Set problem
Would you transcribe the listing that follows, character for character, and omit its images?

Entries from a dataset:
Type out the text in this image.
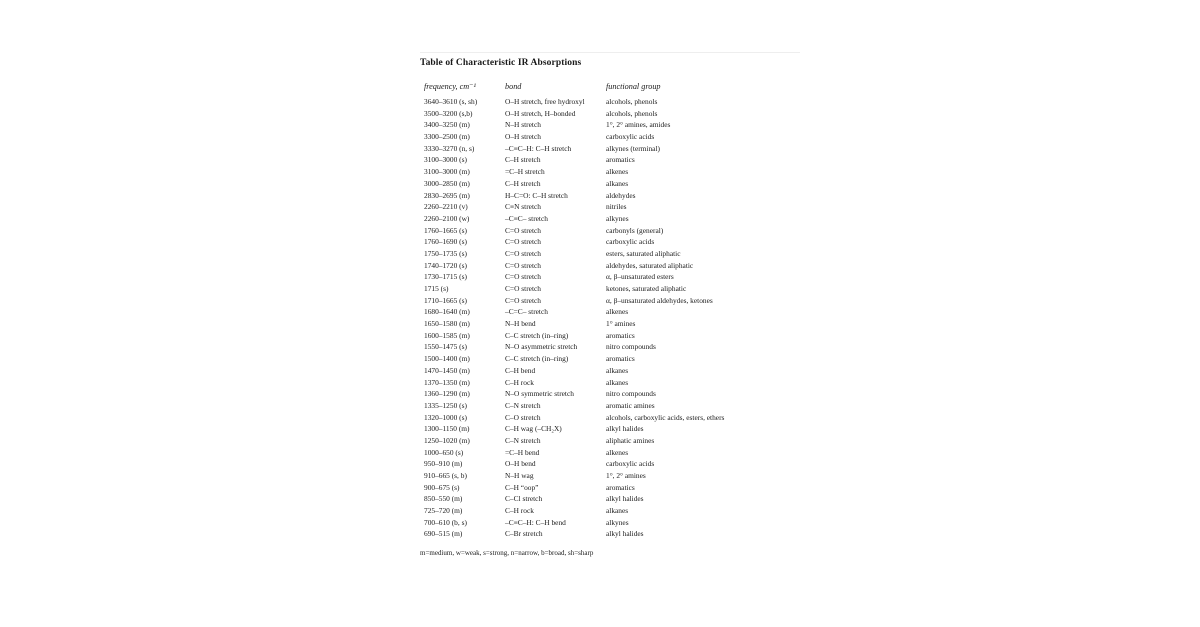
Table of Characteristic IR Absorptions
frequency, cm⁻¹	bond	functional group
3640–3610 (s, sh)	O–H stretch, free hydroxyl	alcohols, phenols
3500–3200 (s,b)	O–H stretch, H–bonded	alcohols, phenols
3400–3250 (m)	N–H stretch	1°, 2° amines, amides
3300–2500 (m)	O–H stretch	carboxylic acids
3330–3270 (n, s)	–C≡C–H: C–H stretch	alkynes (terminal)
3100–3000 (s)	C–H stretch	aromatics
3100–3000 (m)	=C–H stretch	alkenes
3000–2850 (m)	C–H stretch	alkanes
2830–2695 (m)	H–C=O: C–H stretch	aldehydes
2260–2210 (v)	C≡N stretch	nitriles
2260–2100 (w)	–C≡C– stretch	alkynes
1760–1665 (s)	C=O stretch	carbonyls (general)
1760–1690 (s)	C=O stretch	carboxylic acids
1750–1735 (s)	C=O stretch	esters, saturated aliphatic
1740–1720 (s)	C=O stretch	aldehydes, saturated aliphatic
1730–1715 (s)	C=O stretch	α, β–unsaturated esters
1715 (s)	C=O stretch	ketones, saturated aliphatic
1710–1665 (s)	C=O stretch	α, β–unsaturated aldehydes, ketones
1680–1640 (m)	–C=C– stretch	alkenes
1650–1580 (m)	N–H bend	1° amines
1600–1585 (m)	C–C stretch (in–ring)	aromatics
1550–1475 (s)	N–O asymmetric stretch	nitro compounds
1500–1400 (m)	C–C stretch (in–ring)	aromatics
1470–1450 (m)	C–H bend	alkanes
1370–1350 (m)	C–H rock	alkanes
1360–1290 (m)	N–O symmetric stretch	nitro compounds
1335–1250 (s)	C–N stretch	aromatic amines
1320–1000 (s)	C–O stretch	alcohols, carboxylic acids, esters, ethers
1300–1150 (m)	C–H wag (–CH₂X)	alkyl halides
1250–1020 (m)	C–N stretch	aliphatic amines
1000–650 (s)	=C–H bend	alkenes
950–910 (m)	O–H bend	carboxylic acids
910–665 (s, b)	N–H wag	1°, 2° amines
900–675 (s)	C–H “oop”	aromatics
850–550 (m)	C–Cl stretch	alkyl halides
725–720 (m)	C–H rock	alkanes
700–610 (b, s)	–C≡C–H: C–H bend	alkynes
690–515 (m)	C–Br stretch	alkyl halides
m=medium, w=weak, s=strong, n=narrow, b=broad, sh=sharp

Result
Type out the text in this image.
Table of Characteristic IR Absorptions
frequency, cm⁻¹	bond	functional group
3640–3610 (s, sh)	O–H stretch, free hydroxyl	alcohols, phenols
3500–3200 (s,b)	O–H stretch, H–bonded	alcohols, phenols
3400–3250 (m)	N–H stretch	1°, 2° amines, amides
3300–2500 (m)	O–H stretch	carboxylic acids
3330–3270 (n, s)	–C≡C–H: C–H stretch	alkynes (terminal)
3100–3000 (s)	C–H stretch	aromatics
3100–3000 (m)	=C–H stretch	alkenes
3000–2850 (m)	C–H stretch	alkanes
2830–2695 (m)	H–C=O: C–H stretch	aldehydes
2260–2210 (v)	C≡N stretch	nitriles
2260–2100 (w)	–C≡C– stretch	alkynes
1760–1665 (s)	C=O stretch	carbonyls (general)
1760–1690 (s)	C=O stretch	carboxylic acids
1750–1735 (s)	C=O stretch	esters, saturated aliphatic
1740–1720 (s)	C=O stretch	aldehydes, saturated aliphatic
1730–1715 (s)	C=O stretch	α, β–unsaturated esters
1715 (s)	C=O stretch	ketones, saturated aliphatic
1710–1665 (s)	C=O stretch	α, β–unsaturated aldehydes, ketones
1680–1640 (m)	–C=C– stretch	alkenes
1650–1580 (m)	N–H bend	1° amines
1600–1585 (m)	C–C stretch (in–ring)	aromatics
1550–1475 (s)	N–O asymmetric stretch	nitro compounds
1500–1400 (m)	C–C stretch (in–ring)	aromatics
1470–1450 (m)	C–H bend	alkanes
1370–1350 (m)	C–H rock	alkanes
1360–1290 (m)	N–O symmetric stretch	nitro compounds
1335–1250 (s)	C–N stretch	aromatic amines
1320–1000 (s)	C–O stretch	alcohols, carboxylic acids, esters, ethers
1300–1150 (m)	C–H wag (–CH₂X)	alkyl halides
1250–1020 (m)	C–N stretch	aliphatic amines
1000–650 (s)	=C–H bend	alkenes
950–910 (m)	O–H bend	carboxylic acids
910–665 (s, b)	N–H wag	1°, 2° amines
900–675 (s)	C–H “oop”	aromatics
850–550 (m)	C–Cl stretch	alkyl halides
725–720 (m)	C–H rock	alkanes
700–610 (b, s)	–C≡C–H: C–H bend	alkynes
690–515 (m)	C–Br stretch	alkyl halides
m=medium, w=weak, s=strong, n=narrow, b=broad, sh=sharp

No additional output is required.